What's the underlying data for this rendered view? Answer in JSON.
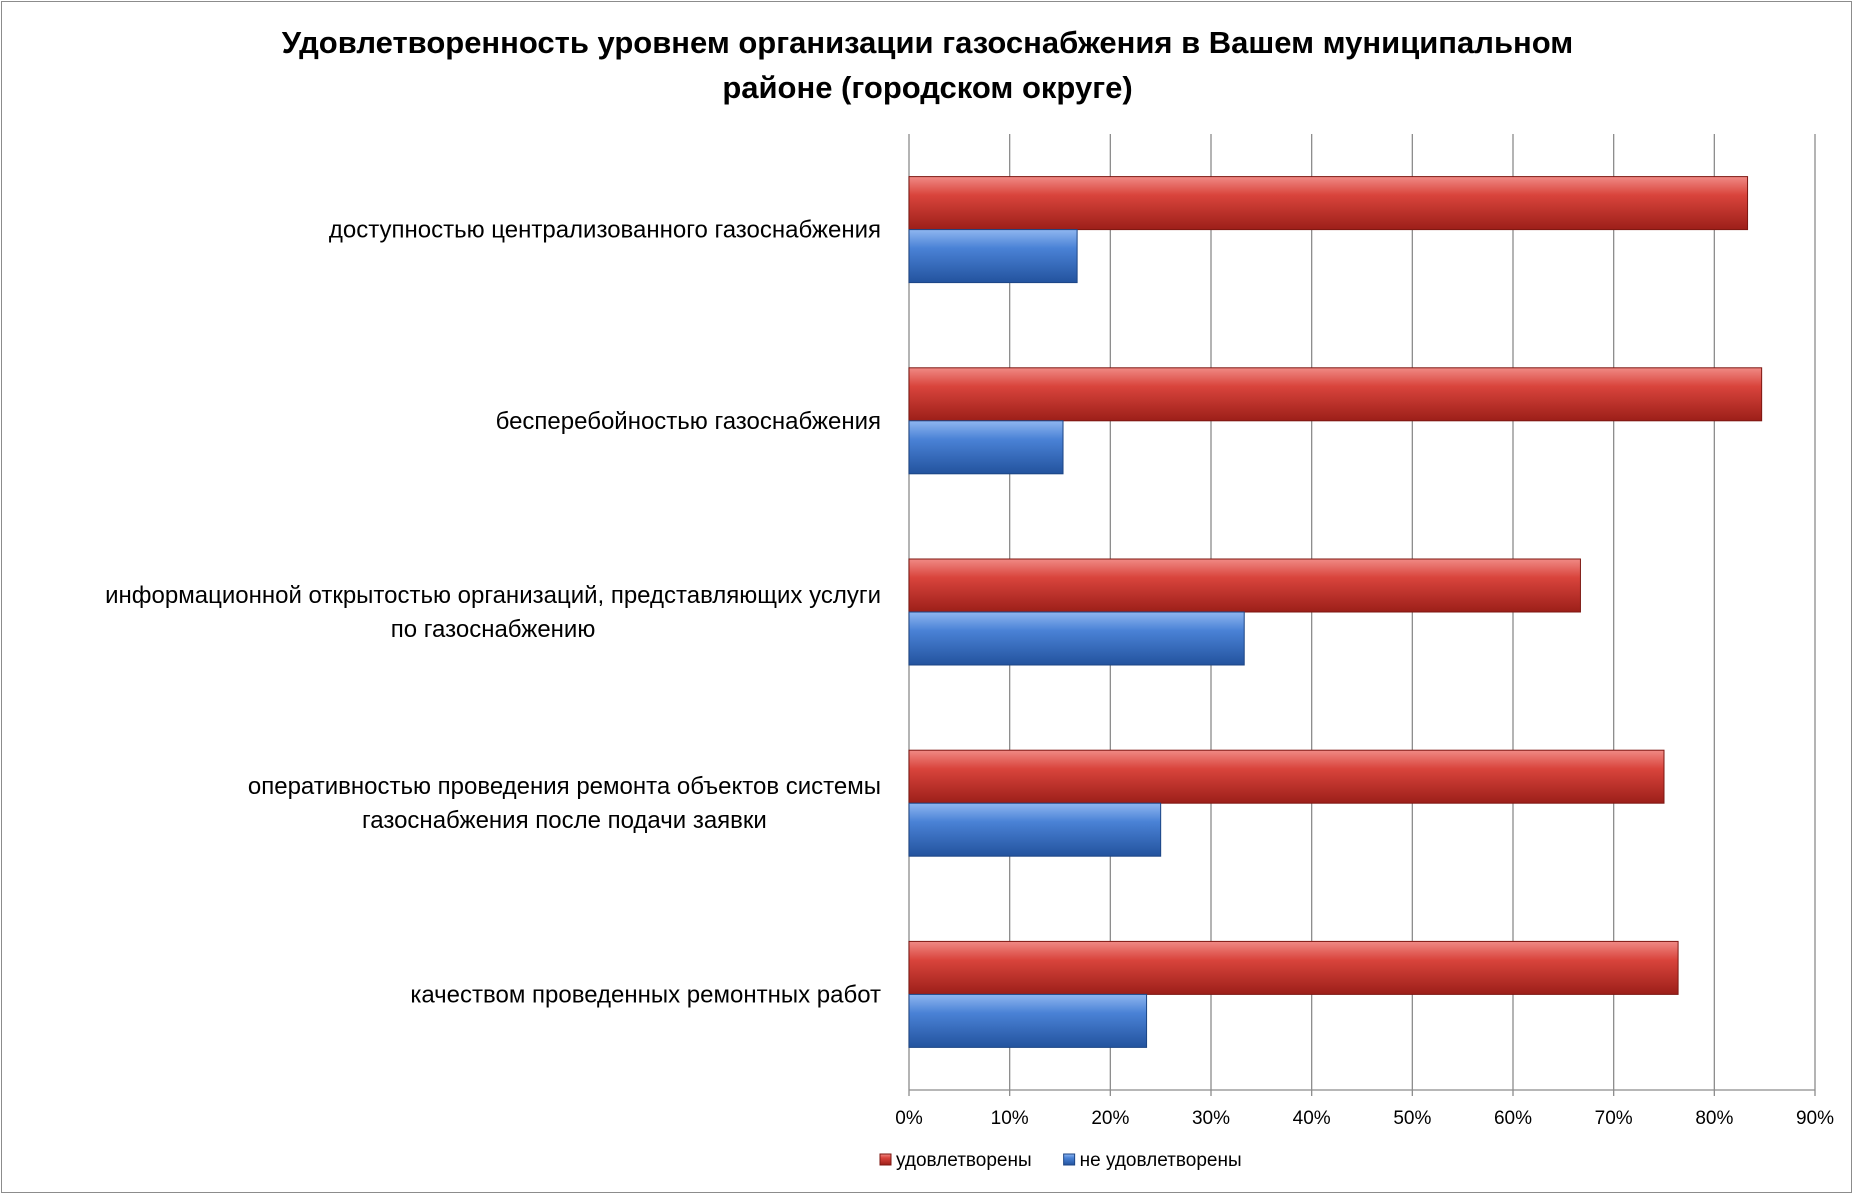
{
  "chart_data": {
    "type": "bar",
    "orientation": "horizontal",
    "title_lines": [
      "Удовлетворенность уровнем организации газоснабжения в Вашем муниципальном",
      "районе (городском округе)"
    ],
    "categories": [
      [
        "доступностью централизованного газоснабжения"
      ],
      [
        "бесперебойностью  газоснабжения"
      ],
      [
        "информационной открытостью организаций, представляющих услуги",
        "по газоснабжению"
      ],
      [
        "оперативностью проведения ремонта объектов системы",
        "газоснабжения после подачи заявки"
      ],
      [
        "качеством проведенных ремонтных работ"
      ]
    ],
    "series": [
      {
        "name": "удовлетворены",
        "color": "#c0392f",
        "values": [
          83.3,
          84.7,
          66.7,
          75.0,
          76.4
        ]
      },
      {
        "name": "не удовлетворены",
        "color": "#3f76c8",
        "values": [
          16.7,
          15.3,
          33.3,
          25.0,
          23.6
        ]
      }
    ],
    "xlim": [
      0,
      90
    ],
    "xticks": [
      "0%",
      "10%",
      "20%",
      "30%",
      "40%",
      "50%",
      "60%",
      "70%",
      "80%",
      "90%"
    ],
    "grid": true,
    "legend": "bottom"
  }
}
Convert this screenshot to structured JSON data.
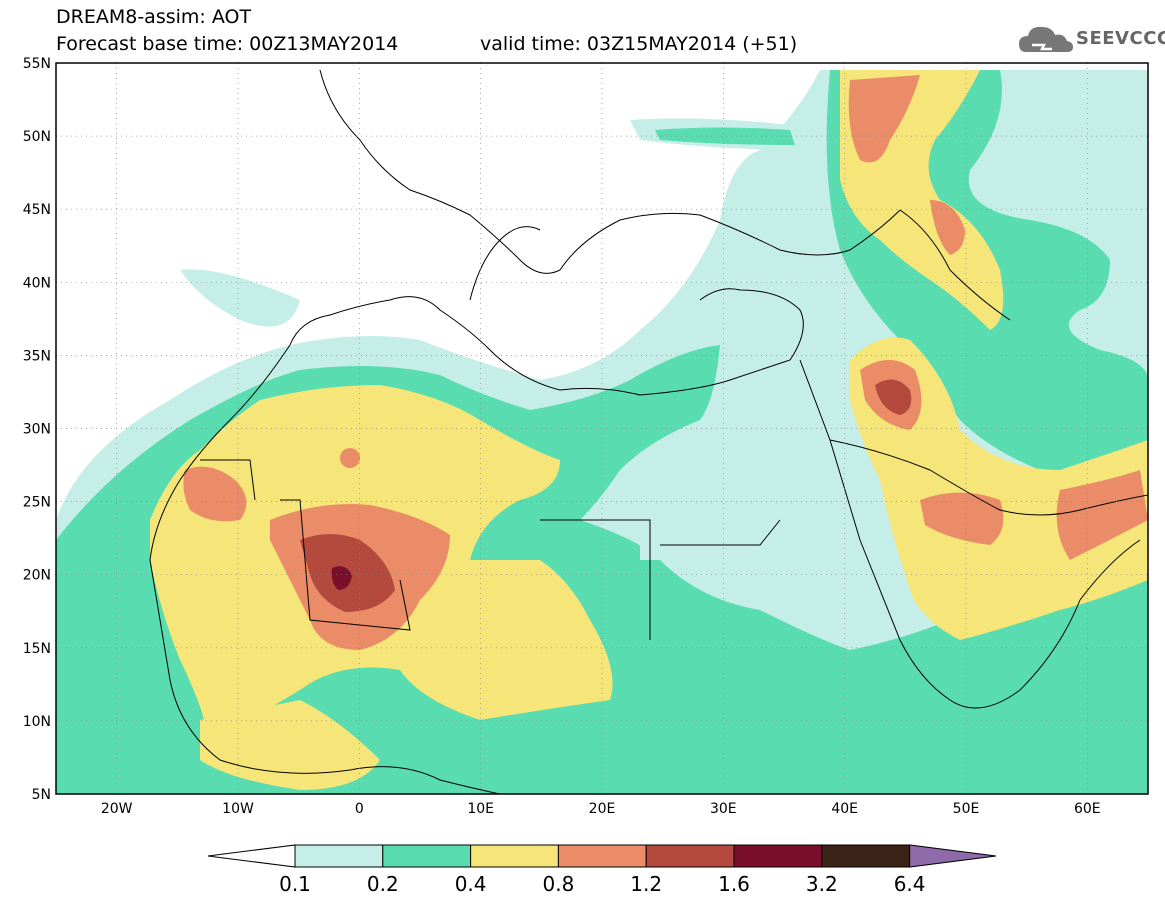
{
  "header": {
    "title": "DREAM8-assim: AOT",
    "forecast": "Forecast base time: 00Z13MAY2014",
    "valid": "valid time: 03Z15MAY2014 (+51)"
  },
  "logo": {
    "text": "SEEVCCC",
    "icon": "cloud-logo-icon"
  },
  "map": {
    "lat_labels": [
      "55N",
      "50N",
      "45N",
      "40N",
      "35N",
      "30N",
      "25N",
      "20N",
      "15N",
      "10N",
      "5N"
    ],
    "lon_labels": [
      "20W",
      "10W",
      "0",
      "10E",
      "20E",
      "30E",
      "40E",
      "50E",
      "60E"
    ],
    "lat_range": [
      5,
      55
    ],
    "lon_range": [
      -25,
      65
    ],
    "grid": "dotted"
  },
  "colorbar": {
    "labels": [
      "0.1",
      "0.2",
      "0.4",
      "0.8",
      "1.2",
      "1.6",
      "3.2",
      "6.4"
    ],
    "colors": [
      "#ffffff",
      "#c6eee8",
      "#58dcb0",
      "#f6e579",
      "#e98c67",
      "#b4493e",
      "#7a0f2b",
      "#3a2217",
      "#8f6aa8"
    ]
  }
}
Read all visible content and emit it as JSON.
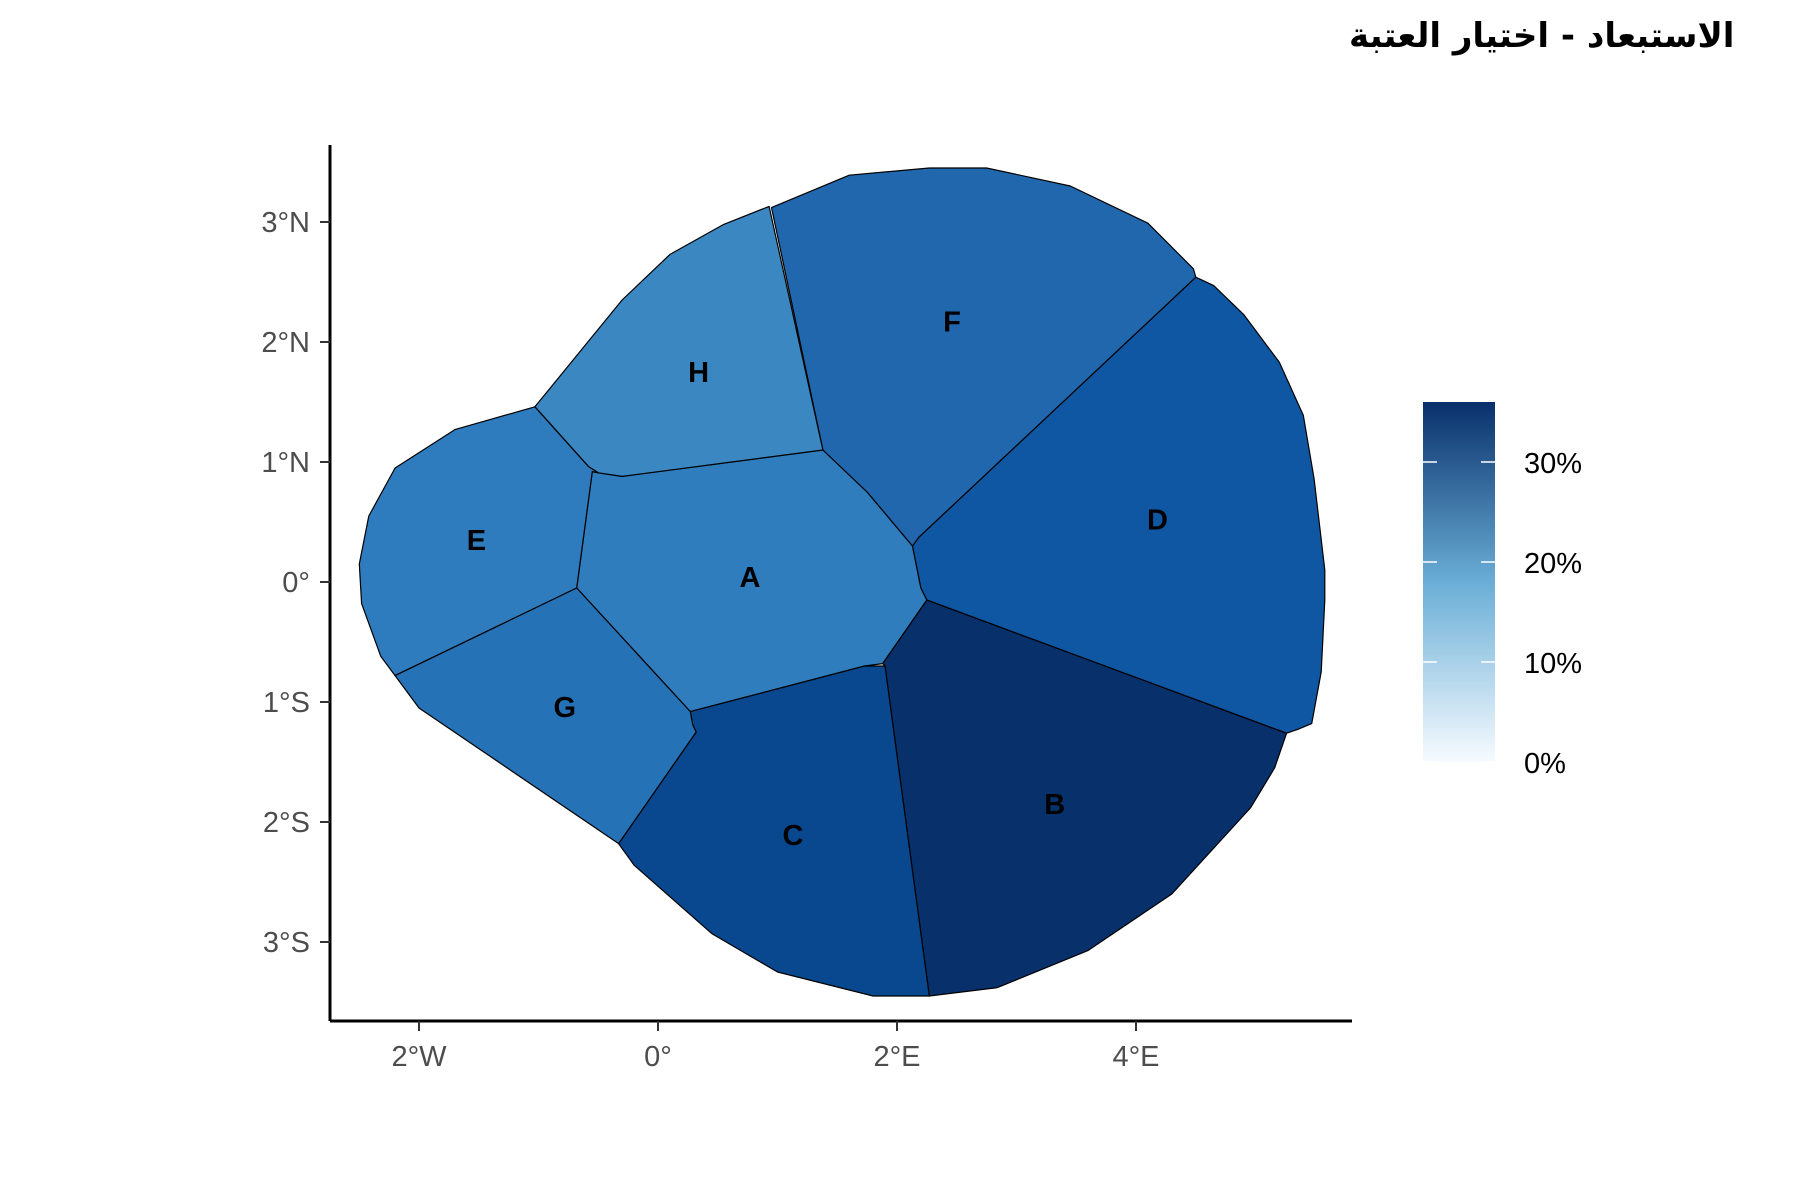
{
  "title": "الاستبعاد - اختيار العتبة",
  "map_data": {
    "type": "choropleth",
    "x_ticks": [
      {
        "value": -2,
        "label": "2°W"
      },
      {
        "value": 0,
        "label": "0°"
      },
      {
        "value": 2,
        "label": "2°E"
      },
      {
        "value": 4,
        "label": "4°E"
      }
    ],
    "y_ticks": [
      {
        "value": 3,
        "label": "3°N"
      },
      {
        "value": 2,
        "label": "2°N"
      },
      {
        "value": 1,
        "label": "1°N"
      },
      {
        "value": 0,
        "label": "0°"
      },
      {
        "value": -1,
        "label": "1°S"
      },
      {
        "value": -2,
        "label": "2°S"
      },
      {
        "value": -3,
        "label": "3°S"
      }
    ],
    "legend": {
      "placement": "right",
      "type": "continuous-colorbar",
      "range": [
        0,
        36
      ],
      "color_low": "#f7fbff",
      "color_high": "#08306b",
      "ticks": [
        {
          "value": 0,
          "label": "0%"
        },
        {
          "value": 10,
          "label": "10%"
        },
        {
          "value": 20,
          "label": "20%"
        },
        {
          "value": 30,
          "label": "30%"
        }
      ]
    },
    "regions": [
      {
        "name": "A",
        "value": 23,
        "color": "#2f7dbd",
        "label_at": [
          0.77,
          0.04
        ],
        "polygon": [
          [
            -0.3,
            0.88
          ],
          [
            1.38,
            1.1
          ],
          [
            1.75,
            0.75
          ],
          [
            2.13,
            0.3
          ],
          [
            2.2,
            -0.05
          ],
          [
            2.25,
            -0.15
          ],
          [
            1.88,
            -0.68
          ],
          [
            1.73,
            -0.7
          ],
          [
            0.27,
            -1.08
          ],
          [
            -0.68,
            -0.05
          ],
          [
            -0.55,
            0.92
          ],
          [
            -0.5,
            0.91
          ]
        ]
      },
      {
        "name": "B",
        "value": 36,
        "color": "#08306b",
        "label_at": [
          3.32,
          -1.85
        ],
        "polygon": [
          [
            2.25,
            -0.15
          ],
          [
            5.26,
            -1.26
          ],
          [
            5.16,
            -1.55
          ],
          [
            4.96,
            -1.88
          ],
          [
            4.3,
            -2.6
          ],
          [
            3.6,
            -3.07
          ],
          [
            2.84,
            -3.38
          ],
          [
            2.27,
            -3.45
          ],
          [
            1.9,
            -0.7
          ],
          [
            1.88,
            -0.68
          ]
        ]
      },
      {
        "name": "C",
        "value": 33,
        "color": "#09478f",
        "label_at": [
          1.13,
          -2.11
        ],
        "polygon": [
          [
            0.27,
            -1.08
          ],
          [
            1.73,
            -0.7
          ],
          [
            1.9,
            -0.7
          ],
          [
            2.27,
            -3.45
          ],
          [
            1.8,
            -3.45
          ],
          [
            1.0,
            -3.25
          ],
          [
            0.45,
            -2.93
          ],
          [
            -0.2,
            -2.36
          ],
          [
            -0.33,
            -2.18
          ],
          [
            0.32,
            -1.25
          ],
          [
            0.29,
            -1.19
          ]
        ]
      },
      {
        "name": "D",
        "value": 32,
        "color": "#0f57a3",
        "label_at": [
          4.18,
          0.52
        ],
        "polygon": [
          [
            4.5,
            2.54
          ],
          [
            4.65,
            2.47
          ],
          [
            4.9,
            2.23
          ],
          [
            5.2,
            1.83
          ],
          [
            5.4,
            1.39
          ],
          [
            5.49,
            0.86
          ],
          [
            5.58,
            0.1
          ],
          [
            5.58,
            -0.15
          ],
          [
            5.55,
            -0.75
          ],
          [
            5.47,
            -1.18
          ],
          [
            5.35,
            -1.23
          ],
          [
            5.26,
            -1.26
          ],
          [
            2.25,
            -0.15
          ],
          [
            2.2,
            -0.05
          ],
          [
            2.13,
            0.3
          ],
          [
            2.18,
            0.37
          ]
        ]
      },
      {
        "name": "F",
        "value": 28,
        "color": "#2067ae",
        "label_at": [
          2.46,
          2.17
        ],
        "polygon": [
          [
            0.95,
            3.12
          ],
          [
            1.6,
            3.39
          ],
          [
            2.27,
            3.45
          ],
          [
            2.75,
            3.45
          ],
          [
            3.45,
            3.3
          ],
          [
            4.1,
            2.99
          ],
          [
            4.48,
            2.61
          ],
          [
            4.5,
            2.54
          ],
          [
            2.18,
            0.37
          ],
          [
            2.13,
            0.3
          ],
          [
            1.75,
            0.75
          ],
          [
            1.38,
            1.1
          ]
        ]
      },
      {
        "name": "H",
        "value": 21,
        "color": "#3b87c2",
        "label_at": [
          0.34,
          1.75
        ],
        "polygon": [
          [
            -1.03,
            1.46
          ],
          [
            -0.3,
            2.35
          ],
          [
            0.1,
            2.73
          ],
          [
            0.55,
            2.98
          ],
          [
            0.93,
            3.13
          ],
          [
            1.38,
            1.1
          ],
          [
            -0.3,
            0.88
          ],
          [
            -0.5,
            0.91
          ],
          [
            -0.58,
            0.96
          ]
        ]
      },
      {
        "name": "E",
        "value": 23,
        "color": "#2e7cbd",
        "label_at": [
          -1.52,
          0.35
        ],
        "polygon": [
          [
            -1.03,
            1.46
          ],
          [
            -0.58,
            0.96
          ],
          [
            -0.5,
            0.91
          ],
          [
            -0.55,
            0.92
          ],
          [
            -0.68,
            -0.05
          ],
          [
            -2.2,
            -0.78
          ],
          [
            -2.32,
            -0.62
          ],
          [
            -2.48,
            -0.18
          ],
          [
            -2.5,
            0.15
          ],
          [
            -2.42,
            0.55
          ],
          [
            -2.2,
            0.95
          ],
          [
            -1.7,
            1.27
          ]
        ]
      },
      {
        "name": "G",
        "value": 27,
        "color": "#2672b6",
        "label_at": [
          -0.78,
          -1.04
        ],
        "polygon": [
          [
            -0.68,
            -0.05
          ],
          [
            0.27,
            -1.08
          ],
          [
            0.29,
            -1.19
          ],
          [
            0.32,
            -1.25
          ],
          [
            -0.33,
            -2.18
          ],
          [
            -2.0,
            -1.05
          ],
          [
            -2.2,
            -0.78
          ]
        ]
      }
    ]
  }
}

====================

What you will do
Copy each line containing the word "colorbar" from the data.

Output below
  "colorbar": {
      "type": "continuous-colorbar",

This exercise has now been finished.